WHAT IS BEING ASKED: Within the listing below, locate all lines containing the word "that". Copy each one.

PROVIDED DATA:
● ● ● ● ● ● ●
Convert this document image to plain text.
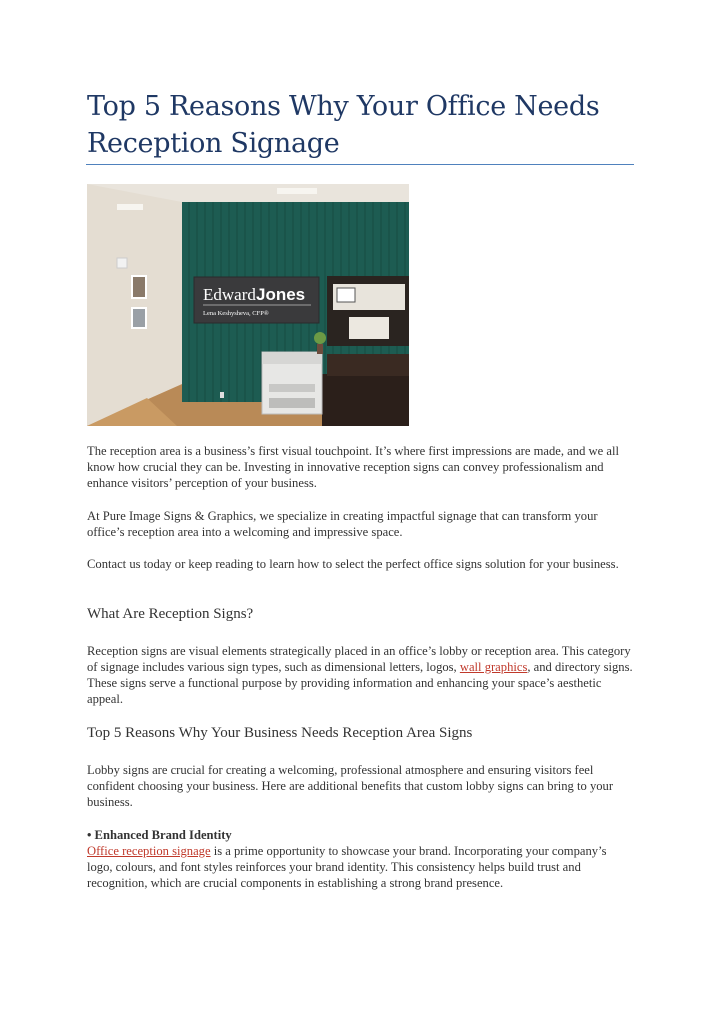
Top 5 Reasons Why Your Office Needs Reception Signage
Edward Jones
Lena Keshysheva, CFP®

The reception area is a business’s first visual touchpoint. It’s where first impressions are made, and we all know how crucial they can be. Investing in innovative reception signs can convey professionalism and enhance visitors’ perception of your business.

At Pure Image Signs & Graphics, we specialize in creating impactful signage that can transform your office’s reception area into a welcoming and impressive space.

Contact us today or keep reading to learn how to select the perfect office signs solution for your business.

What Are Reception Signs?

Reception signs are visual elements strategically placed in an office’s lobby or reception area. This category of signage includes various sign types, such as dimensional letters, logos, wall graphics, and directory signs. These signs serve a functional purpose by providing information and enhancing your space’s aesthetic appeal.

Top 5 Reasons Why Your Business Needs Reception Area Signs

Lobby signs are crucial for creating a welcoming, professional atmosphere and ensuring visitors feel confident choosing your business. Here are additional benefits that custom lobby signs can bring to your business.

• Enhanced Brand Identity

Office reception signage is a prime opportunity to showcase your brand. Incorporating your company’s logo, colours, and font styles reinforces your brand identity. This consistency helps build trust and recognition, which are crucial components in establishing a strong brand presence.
● ● ● ● ● ● ●
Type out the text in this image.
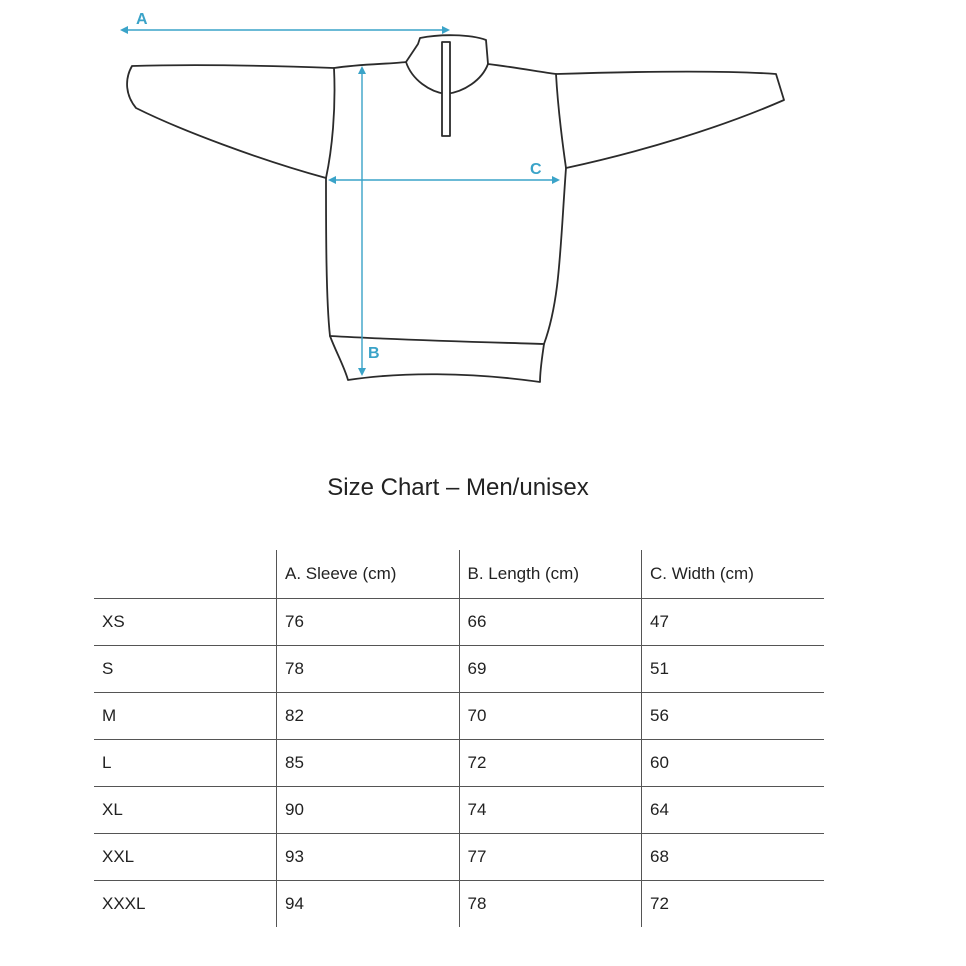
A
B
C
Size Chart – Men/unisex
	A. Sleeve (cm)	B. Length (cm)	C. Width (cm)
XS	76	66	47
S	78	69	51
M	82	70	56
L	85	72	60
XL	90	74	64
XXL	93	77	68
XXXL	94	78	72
● ● ● ● ● ● ●
TASK SOLUTION:
At Pure Image Signs & Graphics, we specialize in creating impactful signage that can transform your office’s reception area into a welcoming and impressive space.
Lobby signs are crucial for creating a welcoming, professional atmosphere and ensuring visitors feel confident choosing your business. Here are additional benefits that custom lobby signs can bring to your business.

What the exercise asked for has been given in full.